Aim of the task: Update these lines by replacing every "spin-down-icon" with "decrement-button", leaving everything else unchanged.

Data for processing:
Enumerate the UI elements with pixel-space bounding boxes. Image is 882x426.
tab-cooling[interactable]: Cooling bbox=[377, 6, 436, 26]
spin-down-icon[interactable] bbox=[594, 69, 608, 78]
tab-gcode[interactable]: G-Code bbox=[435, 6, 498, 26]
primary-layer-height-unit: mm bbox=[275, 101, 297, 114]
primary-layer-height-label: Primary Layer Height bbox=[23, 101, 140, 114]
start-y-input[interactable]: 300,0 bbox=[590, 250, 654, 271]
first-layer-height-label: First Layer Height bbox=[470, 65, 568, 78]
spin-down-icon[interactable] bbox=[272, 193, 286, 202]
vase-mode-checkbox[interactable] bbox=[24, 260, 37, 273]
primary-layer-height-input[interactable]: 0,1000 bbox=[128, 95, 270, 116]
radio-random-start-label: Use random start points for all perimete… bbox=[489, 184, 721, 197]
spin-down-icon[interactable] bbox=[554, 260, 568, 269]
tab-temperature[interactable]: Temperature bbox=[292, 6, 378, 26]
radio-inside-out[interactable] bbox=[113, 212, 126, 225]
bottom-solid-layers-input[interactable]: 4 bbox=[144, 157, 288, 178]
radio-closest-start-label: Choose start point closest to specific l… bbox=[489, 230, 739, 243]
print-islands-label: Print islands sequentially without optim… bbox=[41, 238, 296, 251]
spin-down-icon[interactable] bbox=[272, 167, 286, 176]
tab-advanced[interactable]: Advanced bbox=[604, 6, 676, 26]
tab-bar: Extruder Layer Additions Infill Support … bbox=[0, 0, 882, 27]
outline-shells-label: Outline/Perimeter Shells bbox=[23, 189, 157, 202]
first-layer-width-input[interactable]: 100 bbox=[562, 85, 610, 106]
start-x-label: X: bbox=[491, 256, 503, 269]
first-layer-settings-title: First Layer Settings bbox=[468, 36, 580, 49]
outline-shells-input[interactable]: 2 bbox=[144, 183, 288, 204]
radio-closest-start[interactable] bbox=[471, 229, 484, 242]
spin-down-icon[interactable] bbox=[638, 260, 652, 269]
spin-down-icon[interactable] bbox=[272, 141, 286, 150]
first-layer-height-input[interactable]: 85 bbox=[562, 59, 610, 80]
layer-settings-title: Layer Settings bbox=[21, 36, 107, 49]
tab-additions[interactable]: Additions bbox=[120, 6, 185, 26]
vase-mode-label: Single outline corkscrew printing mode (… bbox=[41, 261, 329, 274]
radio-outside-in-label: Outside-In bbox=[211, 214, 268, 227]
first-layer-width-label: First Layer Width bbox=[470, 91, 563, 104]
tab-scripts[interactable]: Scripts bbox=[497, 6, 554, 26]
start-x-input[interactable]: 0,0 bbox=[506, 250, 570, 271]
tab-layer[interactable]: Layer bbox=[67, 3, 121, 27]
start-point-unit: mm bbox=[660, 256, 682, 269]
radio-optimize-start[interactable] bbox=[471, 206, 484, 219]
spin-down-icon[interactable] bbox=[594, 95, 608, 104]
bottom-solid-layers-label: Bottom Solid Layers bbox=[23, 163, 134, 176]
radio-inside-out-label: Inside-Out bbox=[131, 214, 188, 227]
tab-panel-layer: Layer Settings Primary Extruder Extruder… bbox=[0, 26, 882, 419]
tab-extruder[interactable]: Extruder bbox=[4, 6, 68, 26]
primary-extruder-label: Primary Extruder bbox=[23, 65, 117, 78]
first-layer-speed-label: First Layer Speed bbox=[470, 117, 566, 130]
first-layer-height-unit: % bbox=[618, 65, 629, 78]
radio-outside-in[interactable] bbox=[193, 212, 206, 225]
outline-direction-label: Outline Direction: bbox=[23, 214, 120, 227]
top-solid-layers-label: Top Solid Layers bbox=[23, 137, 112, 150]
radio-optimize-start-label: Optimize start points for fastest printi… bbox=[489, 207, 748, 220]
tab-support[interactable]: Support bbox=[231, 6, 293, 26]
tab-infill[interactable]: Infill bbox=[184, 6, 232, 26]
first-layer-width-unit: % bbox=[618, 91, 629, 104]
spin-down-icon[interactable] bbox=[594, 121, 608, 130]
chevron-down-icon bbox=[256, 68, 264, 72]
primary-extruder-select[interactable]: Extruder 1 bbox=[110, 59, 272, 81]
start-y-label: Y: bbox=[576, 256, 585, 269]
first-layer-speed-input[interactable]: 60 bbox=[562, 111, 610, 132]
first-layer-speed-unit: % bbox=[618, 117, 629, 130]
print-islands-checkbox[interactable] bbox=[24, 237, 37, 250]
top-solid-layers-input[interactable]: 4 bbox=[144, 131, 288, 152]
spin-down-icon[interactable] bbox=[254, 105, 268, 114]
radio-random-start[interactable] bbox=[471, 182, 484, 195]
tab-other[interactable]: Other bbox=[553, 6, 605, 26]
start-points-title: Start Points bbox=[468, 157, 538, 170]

Reply:
Enumerate the UI elements with pixel-space bounding boxes. Image is 882x426.
tab-cooling[interactable]: Cooling bbox=[377, 6, 436, 26]
decrement-button[interactable] bbox=[594, 69, 608, 78]
tab-gcode[interactable]: G-Code bbox=[435, 6, 498, 26]
primary-layer-height-unit: mm bbox=[275, 101, 297, 114]
primary-layer-height-label: Primary Layer Height bbox=[23, 101, 140, 114]
start-y-input[interactable]: 300,0 bbox=[590, 250, 654, 271]
first-layer-height-label: First Layer Height bbox=[470, 65, 568, 78]
decrement-button[interactable] bbox=[272, 193, 286, 202]
vase-mode-checkbox[interactable] bbox=[24, 260, 37, 273]
primary-layer-height-input[interactable]: 0,1000 bbox=[128, 95, 270, 116]
radio-random-start-label: Use random start points for all perimete… bbox=[489, 184, 721, 197]
decrement-button[interactable] bbox=[554, 260, 568, 269]
tab-temperature[interactable]: Temperature bbox=[292, 6, 378, 26]
radio-inside-out[interactable] bbox=[113, 212, 126, 225]
bottom-solid-layers-input[interactable]: 4 bbox=[144, 157, 288, 178]
radio-closest-start-label: Choose start point closest to specific l… bbox=[489, 230, 739, 243]
print-islands-label: Print islands sequentially without optim… bbox=[41, 238, 296, 251]
decrement-button[interactable] bbox=[272, 167, 286, 176]
tab-advanced[interactable]: Advanced bbox=[604, 6, 676, 26]
tab-bar: Extruder Layer Additions Infill Support … bbox=[0, 0, 882, 27]
outline-shells-label: Outline/Perimeter Shells bbox=[23, 189, 157, 202]
first-layer-width-input[interactable]: 100 bbox=[562, 85, 610, 106]
start-x-label: X: bbox=[491, 256, 503, 269]
first-layer-settings-title: First Layer Settings bbox=[468, 36, 580, 49]
outline-shells-input[interactable]: 2 bbox=[144, 183, 288, 204]
radio-closest-start[interactable] bbox=[471, 229, 484, 242]
decrement-button[interactable] bbox=[638, 260, 652, 269]
decrement-button[interactable] bbox=[272, 141, 286, 150]
first-layer-height-input[interactable]: 85 bbox=[562, 59, 610, 80]
layer-settings-title: Layer Settings bbox=[21, 36, 107, 49]
tab-additions[interactable]: Additions bbox=[120, 6, 185, 26]
vase-mode-label: Single outline corkscrew printing mode (… bbox=[41, 261, 329, 274]
radio-outside-in-label: Outside-In bbox=[211, 214, 268, 227]
first-layer-width-label: First Layer Width bbox=[470, 91, 563, 104]
tab-scripts[interactable]: Scripts bbox=[497, 6, 554, 26]
start-x-input[interactable]: 0,0 bbox=[506, 250, 570, 271]
tab-layer[interactable]: Layer bbox=[67, 3, 121, 27]
start-point-unit: mm bbox=[660, 256, 682, 269]
radio-optimize-start[interactable] bbox=[471, 206, 484, 219]
decrement-button[interactable] bbox=[594, 95, 608, 104]
bottom-solid-layers-label: Bottom Solid Layers bbox=[23, 163, 134, 176]
radio-inside-out-label: Inside-Out bbox=[131, 214, 188, 227]
tab-panel-layer: Layer Settings Primary Extruder Extruder… bbox=[0, 26, 882, 419]
tab-extruder[interactable]: Extruder bbox=[4, 6, 68, 26]
primary-extruder-label: Primary Extruder bbox=[23, 65, 117, 78]
first-layer-speed-label: First Layer Speed bbox=[470, 117, 566, 130]
first-layer-height-unit: % bbox=[618, 65, 629, 78]
radio-outside-in[interactable] bbox=[193, 212, 206, 225]
outline-direction-label: Outline Direction: bbox=[23, 214, 120, 227]
top-solid-layers-label: Top Solid Layers bbox=[23, 137, 112, 150]
radio-optimize-start-label: Optimize start points for fastest printi… bbox=[489, 207, 748, 220]
tab-support[interactable]: Support bbox=[231, 6, 293, 26]
tab-infill[interactable]: Infill bbox=[184, 6, 232, 26]
first-layer-width-unit: % bbox=[618, 91, 629, 104]
decrement-button[interactable] bbox=[594, 121, 608, 130]
chevron-down-icon bbox=[256, 68, 264, 72]
primary-extruder-select[interactable]: Extruder 1 bbox=[110, 59, 272, 81]
start-y-label: Y: bbox=[576, 256, 585, 269]
first-layer-speed-input[interactable]: 60 bbox=[562, 111, 610, 132]
first-layer-speed-unit: % bbox=[618, 117, 629, 130]
print-islands-checkbox[interactable] bbox=[24, 237, 37, 250]
top-solid-layers-input[interactable]: 4 bbox=[144, 131, 288, 152]
decrement-button[interactable] bbox=[254, 105, 268, 114]
radio-random-start[interactable] bbox=[471, 182, 484, 195]
tab-other[interactable]: Other bbox=[553, 6, 605, 26]
start-points-title: Start Points bbox=[468, 157, 538, 170]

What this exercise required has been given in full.